[start]

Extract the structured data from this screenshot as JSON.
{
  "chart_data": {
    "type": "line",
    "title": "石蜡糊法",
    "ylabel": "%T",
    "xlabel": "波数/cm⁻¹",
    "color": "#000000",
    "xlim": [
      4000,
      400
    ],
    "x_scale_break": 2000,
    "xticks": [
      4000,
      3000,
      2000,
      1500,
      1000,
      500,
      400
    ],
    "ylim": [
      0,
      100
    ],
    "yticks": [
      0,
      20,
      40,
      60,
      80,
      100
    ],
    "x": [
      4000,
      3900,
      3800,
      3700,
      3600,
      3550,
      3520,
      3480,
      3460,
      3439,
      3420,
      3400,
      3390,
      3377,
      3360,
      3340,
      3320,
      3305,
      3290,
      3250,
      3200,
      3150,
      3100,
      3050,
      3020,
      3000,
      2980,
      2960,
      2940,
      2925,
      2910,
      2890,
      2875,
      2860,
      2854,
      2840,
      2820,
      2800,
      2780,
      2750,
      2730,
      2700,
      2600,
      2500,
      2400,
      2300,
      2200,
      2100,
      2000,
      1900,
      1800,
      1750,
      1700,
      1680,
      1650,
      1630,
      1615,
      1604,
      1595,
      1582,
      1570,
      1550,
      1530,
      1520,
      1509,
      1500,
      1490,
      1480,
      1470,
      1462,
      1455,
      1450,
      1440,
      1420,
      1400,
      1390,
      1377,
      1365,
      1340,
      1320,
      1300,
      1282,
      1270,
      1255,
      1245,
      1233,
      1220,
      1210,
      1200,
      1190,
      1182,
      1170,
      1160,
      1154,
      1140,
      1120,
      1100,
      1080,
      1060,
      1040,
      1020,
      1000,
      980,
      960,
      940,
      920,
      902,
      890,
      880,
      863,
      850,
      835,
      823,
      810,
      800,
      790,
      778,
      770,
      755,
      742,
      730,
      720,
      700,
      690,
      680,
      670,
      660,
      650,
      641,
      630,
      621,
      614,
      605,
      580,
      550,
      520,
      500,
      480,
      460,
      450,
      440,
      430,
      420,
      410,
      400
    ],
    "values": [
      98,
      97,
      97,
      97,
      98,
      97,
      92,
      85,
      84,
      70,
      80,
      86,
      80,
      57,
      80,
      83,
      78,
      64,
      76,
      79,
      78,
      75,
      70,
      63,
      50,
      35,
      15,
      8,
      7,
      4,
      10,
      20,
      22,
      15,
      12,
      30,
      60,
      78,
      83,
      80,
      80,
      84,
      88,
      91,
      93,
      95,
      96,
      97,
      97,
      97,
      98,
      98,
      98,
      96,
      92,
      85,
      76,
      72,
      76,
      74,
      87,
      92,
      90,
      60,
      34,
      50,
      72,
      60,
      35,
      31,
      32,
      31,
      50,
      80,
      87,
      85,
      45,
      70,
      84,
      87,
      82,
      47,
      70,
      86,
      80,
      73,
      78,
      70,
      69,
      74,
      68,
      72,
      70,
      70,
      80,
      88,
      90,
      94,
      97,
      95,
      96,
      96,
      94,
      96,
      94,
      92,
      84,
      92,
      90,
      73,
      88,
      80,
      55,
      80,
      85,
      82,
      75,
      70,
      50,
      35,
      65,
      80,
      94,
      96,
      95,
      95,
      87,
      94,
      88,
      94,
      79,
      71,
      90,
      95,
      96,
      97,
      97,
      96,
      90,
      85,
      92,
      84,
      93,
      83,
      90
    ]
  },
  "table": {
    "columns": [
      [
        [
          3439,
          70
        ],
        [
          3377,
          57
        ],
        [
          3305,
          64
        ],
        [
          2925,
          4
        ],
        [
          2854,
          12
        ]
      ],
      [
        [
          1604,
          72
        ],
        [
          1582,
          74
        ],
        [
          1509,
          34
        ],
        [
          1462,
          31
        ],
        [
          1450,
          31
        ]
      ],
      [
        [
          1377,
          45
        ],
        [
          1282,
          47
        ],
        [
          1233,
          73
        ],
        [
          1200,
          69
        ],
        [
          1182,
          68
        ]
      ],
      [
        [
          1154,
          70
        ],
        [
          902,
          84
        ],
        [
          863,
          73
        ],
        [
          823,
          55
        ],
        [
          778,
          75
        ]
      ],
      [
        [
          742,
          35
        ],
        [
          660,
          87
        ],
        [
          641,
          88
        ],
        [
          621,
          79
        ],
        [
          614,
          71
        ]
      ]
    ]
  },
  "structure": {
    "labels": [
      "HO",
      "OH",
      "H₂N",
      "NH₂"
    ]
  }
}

[end]

THE EXERCISE:
Extract each line of the listing above, copying it word for word.

SOLUTION TO THIS EXERCISE:
Extract the structured data from this screenshot as JSON.
{
  "chart_data": {
    "type": "line",
    "title": "石蜡糊法",
    "ylabel": "%T",
    "xlabel": "波数/cm⁻¹",
    "color": "#000000",
    "xlim": [
      4000,
      400
    ],
    "x_scale_break": 2000,
    "xticks": [
      4000,
      3000,
      2000,
      1500,
      1000,
      500,
      400
    ],
    "ylim": [
      0,
      100
    ],
    "yticks": [
      0,
      20,
      40,
      60,
      80,
      100
    ],
    "x": [
      4000,
      3900,
      3800,
      3700,
      3600,
      3550,
      3520,
      3480,
      3460,
      3439,
      3420,
      3400,
      3390,
      3377,
      3360,
      3340,
      3320,
      3305,
      3290,
      3250,
      3200,
      3150,
      3100,
      3050,
      3020,
      3000,
      2980,
      2960,
      2940,
      2925,
      2910,
      2890,
      2875,
      2860,
      2854,
      2840,
      2820,
      2800,
      2780,
      2750,
      2730,
      2700,
      2600,
      2500,
      2400,
      2300,
      2200,
      2100,
      2000,
      1900,
      1800,
      1750,
      1700,
      1680,
      1650,
      1630,
      1615,
      1604,
      1595,
      1582,
      1570,
      1550,
      1530,
      1520,
      1509,
      1500,
      1490,
      1480,
      1470,
      1462,
      1455,
      1450,
      1440,
      1420,
      1400,
      1390,
      1377,
      1365,
      1340,
      1320,
      1300,
      1282,
      1270,
      1255,
      1245,
      1233,
      1220,
      1210,
      1200,
      1190,
      1182,
      1170,
      1160,
      1154,
      1140,
      1120,
      1100,
      1080,
      1060,
      1040,
      1020,
      1000,
      980,
      960,
      940,
      920,
      902,
      890,
      880,
      863,
      850,
      835,
      823,
      810,
      800,
      790,
      778,
      770,
      755,
      742,
      730,
      720,
      700,
      690,
      680,
      670,
      660,
      650,
      641,
      630,
      621,
      614,
      605,
      580,
      550,
      520,
      500,
      480,
      460,
      450,
      440,
      430,
      420,
      410,
      400
    ],
    "values": [
      98,
      97,
      97,
      97,
      98,
      97,
      92,
      85,
      84,
      70,
      80,
      86,
      80,
      57,
      80,
      83,
      78,
      64,
      76,
      79,
      78,
      75,
      70,
      63,
      50,
      35,
      15,
      8,
      7,
      4,
      10,
      20,
      22,
      15,
      12,
      30,
      60,
      78,
      83,
      80,
      80,
      84,
      88,
      91,
      93,
      95,
      96,
      97,
      97,
      97,
      98,
      98,
      98,
      96,
      92,
      85,
      76,
      72,
      76,
      74,
      87,
      92,
      90,
      60,
      34,
      50,
      72,
      60,
      35,
      31,
      32,
      31,
      50,
      80,
      87,
      85,
      45,
      70,
      84,
      87,
      82,
      47,
      70,
      86,
      80,
      73,
      78,
      70,
      69,
      74,
      68,
      72,
      70,
      70,
      80,
      88,
      90,
      94,
      97,
      95,
      96,
      96,
      94,
      96,
      94,
      92,
      84,
      92,
      90,
      73,
      88,
      80,
      55,
      80,
      85,
      82,
      75,
      70,
      50,
      35,
      65,
      80,
      94,
      96,
      95,
      95,
      87,
      94,
      88,
      94,
      79,
      71,
      90,
      95,
      96,
      97,
      97,
      96,
      90,
      85,
      92,
      84,
      93,
      83,
      90
    ]
  },
  "table": {
    "columns": [
      [
        [
          3439,
          70
        ],
        [
          3377,
          57
        ],
        [
          3305,
          64
        ],
        [
          2925,
          4
        ],
        [
          2854,
          12
        ]
      ],
      [
        [
          1604,
          72
        ],
        [
          1582,
          74
        ],
        [
          1509,
          34
        ],
        [
          1462,
          31
        ],
        [
          1450,
          31
        ]
      ],
      [
        [
          1377,
          45
        ],
        [
          1282,
          47
        ],
        [
          1233,
          73
        ],
        [
          1200,
          69
        ],
        [
          1182,
          68
        ]
      ],
      [
        [
          1154,
          70
        ],
        [
          902,
          84
        ],
        [
          863,
          73
        ],
        [
          823,
          55
        ],
        [
          778,
          75
        ]
      ],
      [
        [
          742,
          35
        ],
        [
          660,
          87
        ],
        [
          641,
          88
        ],
        [
          621,
          79
        ],
        [
          614,
          71
        ]
      ]
    ]
  },
  "structure": {
    "labels": [
      "HO",
      "OH",
      "H₂N",
      "NH₂"
    ]
  }
}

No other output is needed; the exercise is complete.